COMPITO A> Riscrivi le righe dell'elenco dalla prima fino alla riga che contiene "threads-icon[interactable]: ⚑ <box>1005", incluse entrambe, sostituendo "member-item" con "user-entry" e lasciando invariato tutto il resto.

TESTO DI LETTURA>
____________________

Parolacce al femminile: quando l’offesa diventa questione di genere
Le parolacce al femminile sono diventate parte del linguaggio quotidiano, tanto da essere usate anche contro gli uomini. Segno della misoginia profonda radicata nella nostra cultura. In occasione dell'8 marzo le abbiamo ricordate.
La più antica parolaccia scritta in volgare si trova all’interno di una chiesa. «Fili de le pute, traite!», si legge in uno degli affreschi datati tra IX e XII secolo, nella basilica di San Clemente a Roma. L’insulto è chiaro, così la “filosofia” alla sua base. Per offendere alcuni uomini, precisamente due, vengono insultate le loro madri. Non una questione di opera o momento. Non solo almeno. La gran parte delle parolacce, infatti, è pensata al femminile. E spesso, anche quando è rivolta agli uomini, come nel caso dell’affresco. Le male parole rivolte alle donne o che alle donne fanno riferimento sono frequenti, nella storia, nella letteratura, nell’arte, e attraversano i secoli. Espressioni che danno anche la misura dell’animo della società, dei costumi del tempo, della morale di una comunità. A trasformare una parola in insulto, oltre all’intenzione, è la percezione di un tabù che, con il termine, viene spezzato. Termini che un tempo davano scandalo, oggi sono entrati nel linguaggio comune, proprio perché sono cambiati costumi e comportamenti. In occasione della Festa della donna, un breve viaggio negli insulti al femminile.

____________________

DATI ARCHIVIATI>
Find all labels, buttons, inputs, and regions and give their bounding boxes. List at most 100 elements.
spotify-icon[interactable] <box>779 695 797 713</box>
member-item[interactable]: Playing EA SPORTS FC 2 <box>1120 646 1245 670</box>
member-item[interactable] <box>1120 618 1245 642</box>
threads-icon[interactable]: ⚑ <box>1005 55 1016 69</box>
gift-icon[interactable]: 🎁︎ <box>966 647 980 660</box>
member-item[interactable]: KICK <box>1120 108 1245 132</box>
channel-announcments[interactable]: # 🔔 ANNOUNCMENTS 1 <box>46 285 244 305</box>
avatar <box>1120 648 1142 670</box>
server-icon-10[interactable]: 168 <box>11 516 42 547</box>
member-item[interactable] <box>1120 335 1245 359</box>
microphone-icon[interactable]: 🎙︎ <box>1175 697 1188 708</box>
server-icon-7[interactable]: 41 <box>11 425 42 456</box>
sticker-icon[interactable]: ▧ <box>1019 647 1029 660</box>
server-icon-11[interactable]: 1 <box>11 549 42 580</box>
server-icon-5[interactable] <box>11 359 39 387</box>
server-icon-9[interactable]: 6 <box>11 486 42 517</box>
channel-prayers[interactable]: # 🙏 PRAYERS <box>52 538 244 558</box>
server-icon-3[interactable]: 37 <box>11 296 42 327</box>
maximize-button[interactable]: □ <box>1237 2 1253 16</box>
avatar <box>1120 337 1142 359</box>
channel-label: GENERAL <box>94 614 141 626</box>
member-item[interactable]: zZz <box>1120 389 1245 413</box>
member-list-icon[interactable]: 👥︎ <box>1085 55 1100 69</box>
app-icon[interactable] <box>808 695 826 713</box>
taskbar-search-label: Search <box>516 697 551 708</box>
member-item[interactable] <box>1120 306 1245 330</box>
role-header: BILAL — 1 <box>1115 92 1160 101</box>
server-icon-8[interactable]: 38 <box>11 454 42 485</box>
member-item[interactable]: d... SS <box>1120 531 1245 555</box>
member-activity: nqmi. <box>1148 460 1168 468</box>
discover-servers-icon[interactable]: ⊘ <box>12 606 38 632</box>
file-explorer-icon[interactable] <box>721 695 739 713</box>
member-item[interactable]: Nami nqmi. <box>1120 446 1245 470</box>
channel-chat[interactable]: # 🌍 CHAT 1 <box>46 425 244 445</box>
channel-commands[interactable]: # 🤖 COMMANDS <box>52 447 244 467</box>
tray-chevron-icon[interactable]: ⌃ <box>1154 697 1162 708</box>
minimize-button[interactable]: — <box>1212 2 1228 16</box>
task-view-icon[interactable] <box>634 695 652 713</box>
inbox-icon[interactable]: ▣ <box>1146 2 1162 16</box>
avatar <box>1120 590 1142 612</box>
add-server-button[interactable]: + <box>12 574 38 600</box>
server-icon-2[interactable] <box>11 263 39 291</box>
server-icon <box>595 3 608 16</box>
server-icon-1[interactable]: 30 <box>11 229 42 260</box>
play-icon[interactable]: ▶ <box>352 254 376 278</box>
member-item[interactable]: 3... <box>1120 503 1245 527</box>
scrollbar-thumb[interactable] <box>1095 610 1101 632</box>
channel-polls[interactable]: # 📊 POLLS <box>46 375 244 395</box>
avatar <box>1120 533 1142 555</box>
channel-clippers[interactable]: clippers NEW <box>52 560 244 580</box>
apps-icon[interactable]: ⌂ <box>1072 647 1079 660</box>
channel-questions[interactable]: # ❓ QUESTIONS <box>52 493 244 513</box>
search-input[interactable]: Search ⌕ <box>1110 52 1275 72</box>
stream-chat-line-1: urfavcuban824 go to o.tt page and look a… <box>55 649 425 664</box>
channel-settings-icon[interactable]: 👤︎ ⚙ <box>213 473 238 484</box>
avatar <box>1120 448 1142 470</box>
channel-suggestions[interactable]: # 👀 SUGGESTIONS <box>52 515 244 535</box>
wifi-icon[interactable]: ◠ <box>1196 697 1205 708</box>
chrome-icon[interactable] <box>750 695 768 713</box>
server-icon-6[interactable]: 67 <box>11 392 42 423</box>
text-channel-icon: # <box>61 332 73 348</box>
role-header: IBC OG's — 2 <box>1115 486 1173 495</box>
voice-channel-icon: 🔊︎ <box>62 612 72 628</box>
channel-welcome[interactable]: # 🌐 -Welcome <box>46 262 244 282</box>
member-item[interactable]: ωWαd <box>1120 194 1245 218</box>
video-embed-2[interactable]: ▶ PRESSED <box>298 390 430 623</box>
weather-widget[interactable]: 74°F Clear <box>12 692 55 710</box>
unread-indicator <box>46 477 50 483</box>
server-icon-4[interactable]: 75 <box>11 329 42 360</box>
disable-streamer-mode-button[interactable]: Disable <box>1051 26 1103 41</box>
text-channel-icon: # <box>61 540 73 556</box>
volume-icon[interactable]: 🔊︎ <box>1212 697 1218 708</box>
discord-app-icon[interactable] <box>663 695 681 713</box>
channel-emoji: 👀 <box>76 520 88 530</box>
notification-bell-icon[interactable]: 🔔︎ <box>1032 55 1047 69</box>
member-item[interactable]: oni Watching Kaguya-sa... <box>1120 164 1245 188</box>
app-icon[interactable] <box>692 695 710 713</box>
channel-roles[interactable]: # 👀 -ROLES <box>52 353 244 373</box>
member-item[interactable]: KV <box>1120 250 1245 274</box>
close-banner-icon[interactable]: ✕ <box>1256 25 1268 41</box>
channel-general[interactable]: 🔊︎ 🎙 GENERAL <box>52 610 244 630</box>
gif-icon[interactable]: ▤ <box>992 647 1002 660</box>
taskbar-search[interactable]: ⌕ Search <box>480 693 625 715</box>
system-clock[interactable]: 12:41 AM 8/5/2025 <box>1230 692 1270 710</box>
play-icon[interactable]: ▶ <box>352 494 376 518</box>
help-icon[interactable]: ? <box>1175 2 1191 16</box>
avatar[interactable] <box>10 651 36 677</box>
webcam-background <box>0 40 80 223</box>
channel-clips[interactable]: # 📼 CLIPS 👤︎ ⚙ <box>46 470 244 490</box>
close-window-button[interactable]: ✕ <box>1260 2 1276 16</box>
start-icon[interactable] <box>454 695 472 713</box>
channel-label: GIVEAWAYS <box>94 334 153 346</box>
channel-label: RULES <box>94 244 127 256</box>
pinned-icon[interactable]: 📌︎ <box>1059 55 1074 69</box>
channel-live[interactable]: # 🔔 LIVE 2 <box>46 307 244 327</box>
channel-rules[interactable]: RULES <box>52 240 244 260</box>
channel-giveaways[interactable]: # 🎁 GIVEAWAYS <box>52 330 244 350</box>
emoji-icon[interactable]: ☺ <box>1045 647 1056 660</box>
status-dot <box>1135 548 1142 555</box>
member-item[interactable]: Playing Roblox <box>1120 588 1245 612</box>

____________________

COMPITO B> Elenca tutti gli ambiti in cui, secondo l'articolo sulle parolacce al femminile, sono frequenti le male parole rivolte alle donne o che alle donne fanno riferimento.

SOLUZIONE COMPLETA A>
Find all labels, buttons, inputs, and regions and give their bounding boxes. List at most 100 elements.
spotify-icon[interactable] <box>779 695 797 713</box>
user-entry[interactable]: Playing EA SPORTS FC 2 <box>1120 646 1245 670</box>
user-entry[interactable] <box>1120 618 1245 642</box>
threads-icon[interactable]: ⚑ <box>1005 55 1016 69</box>

SOLUZIONE COMPLETA B> la storia, la letteratura, l'arte